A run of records

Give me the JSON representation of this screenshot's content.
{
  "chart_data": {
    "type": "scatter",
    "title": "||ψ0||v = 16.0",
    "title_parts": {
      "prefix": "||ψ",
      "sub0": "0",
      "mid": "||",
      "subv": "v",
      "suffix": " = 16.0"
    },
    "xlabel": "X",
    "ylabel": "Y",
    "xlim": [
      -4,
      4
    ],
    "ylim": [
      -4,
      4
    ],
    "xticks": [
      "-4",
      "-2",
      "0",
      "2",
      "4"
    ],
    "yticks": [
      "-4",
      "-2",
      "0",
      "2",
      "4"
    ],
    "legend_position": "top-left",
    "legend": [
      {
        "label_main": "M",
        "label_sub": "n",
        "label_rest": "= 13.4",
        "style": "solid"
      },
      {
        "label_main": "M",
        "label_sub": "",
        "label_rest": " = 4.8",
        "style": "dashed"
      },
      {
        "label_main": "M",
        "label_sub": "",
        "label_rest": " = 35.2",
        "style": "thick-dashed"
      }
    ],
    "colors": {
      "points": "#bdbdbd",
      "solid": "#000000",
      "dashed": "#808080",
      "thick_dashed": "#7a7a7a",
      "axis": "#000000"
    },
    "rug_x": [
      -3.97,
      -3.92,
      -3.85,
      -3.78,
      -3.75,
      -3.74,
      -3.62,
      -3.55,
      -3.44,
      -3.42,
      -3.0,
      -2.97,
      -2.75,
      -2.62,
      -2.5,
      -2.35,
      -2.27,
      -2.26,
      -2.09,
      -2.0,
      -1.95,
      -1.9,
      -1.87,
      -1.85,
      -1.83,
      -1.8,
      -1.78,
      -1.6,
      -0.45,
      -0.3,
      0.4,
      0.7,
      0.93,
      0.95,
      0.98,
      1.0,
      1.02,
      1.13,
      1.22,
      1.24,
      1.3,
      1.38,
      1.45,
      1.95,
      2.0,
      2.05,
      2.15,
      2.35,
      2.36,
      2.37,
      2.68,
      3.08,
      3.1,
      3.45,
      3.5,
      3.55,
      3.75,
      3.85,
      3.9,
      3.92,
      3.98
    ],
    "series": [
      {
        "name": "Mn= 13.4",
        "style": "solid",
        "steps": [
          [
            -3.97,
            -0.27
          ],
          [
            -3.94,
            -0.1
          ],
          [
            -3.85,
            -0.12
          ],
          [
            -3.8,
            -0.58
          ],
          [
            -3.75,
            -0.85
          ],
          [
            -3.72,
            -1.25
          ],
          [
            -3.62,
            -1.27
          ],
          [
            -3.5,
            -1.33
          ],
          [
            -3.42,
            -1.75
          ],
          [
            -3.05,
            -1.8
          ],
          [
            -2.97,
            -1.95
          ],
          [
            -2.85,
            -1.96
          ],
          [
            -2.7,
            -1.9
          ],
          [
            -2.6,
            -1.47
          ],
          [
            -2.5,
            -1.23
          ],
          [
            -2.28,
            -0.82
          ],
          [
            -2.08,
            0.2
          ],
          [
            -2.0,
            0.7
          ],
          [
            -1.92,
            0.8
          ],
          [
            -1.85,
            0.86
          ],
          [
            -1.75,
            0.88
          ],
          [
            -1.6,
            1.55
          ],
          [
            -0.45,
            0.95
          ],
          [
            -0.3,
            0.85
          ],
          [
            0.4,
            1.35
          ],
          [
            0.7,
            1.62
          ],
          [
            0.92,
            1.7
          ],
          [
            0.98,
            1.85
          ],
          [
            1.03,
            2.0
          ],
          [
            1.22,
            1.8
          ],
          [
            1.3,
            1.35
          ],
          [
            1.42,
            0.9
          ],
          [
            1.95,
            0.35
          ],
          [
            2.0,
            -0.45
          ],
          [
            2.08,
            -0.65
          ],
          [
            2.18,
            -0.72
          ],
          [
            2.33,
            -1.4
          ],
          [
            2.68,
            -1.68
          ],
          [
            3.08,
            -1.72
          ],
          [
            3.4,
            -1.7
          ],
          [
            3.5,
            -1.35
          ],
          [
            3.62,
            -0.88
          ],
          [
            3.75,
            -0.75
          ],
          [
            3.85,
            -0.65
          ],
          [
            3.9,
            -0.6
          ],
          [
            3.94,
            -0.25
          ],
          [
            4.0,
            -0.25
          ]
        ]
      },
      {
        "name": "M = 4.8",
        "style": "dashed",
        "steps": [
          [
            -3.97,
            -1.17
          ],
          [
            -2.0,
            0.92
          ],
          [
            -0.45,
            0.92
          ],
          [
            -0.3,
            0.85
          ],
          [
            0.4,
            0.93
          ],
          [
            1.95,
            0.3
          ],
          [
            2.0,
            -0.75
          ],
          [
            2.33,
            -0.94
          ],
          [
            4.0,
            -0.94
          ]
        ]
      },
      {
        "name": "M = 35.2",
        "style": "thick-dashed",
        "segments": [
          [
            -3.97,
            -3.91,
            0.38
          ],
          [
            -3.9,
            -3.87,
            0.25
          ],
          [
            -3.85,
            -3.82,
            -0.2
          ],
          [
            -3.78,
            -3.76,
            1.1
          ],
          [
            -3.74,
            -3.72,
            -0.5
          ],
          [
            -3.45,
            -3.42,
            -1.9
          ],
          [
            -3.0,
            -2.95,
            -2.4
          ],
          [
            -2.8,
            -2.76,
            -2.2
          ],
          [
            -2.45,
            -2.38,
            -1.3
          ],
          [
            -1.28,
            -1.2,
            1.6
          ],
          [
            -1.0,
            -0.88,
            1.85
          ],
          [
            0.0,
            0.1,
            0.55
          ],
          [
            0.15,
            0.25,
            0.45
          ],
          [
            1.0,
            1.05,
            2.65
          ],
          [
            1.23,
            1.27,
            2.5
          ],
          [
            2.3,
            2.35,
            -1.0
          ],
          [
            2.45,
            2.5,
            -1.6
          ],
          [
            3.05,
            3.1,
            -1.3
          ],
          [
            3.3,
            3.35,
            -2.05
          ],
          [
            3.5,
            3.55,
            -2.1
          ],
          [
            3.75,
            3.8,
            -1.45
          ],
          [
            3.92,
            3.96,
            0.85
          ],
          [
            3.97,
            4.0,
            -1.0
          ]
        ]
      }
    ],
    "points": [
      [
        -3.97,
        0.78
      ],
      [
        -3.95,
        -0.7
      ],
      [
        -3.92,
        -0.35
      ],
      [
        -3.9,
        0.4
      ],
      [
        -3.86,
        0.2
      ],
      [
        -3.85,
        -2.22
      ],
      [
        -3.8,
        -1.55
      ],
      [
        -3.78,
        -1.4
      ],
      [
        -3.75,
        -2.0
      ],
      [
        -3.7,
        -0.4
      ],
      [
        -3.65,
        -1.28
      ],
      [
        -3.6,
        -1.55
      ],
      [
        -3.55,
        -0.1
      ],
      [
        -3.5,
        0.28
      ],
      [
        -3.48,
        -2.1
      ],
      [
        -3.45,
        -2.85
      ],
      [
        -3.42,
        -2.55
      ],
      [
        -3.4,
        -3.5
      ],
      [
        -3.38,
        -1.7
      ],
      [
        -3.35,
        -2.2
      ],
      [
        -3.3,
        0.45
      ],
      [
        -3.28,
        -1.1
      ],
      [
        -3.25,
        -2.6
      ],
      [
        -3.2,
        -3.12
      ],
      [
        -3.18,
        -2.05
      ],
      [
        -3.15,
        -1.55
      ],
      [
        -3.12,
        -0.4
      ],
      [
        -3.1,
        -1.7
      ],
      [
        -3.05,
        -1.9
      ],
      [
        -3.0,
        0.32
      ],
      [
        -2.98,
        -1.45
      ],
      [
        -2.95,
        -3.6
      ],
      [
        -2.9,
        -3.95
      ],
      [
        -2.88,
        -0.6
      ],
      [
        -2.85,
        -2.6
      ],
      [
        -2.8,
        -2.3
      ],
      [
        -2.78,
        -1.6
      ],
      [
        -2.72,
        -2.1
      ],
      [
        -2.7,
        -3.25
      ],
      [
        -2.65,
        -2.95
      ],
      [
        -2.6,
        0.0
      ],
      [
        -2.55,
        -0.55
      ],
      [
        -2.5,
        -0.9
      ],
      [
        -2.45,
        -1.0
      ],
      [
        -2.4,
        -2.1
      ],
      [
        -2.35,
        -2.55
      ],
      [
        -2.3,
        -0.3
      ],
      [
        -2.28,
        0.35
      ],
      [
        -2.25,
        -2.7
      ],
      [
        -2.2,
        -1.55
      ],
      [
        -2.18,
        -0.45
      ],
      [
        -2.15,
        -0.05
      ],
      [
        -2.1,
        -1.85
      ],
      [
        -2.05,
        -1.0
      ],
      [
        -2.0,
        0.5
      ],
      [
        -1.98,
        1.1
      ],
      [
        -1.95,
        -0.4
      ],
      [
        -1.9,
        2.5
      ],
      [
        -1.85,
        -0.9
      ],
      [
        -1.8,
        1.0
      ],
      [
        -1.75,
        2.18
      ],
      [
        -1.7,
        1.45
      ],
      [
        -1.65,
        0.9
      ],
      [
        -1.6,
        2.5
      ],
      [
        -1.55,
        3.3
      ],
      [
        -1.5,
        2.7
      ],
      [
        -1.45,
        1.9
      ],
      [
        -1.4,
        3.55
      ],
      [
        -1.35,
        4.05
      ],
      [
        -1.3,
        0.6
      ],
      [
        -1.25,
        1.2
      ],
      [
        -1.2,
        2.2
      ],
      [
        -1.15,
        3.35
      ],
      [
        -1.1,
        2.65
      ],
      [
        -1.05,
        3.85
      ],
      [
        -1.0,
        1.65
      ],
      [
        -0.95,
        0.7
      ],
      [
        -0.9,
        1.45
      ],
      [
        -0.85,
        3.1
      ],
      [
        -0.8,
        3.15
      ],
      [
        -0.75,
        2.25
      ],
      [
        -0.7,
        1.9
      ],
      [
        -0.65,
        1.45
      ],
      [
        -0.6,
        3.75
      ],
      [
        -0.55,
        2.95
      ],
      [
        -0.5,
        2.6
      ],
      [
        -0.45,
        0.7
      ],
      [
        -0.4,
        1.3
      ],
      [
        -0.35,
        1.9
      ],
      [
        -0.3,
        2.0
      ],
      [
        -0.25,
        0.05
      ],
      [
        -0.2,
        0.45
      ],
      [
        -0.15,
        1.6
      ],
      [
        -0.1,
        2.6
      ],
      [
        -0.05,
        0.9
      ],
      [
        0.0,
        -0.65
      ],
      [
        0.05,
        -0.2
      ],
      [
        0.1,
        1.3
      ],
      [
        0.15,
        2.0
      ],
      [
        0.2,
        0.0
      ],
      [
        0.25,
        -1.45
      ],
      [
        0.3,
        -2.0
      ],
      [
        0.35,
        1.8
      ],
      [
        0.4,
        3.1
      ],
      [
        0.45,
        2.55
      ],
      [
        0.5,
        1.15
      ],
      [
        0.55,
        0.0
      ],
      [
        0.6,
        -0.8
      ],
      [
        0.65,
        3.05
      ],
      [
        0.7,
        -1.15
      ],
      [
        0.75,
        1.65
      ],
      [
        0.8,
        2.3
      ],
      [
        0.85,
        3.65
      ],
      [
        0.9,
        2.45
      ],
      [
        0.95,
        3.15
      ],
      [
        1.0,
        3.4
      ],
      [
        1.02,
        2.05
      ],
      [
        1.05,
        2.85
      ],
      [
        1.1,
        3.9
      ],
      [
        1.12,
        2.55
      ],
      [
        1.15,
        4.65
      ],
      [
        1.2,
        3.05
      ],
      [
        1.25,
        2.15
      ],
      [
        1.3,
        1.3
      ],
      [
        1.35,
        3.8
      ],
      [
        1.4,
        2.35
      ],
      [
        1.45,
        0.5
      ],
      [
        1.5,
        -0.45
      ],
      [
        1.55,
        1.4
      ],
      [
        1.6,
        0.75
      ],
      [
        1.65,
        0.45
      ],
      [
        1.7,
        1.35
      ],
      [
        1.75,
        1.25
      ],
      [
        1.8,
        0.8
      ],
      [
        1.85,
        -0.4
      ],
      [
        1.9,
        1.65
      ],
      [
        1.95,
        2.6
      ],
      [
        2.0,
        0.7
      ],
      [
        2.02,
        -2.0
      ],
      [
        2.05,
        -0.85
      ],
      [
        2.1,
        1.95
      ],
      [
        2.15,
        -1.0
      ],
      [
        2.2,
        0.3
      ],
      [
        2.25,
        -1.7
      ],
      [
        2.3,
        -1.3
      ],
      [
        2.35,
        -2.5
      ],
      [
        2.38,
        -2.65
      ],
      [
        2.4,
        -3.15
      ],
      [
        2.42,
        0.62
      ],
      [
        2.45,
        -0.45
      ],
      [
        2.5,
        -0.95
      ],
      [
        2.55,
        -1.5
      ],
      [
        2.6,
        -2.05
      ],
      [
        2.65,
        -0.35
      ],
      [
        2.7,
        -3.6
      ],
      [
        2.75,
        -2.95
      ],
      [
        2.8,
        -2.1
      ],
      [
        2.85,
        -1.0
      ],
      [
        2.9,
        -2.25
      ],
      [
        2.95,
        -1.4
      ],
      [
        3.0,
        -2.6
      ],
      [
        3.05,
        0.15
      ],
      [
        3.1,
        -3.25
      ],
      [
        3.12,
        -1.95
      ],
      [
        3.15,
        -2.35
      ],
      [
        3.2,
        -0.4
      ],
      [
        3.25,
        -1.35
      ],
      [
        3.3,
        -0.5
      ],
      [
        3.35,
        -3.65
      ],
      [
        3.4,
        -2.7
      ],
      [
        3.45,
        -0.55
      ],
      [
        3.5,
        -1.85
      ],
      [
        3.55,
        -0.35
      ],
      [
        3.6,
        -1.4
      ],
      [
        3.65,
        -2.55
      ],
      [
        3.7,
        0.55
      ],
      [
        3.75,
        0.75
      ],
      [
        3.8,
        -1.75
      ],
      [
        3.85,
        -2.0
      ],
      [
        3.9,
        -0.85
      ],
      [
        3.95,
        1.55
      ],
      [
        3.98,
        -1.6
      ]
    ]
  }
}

> Task instructions: Look over the listing above. Pick out and copy every line that includes "style".

> Task answer:
        "style": "solid"
        "style": "dashed"
        "style": "thick-dashed"
        "style": "solid",
        "style": "dashed",
        "style": "thick-dashed",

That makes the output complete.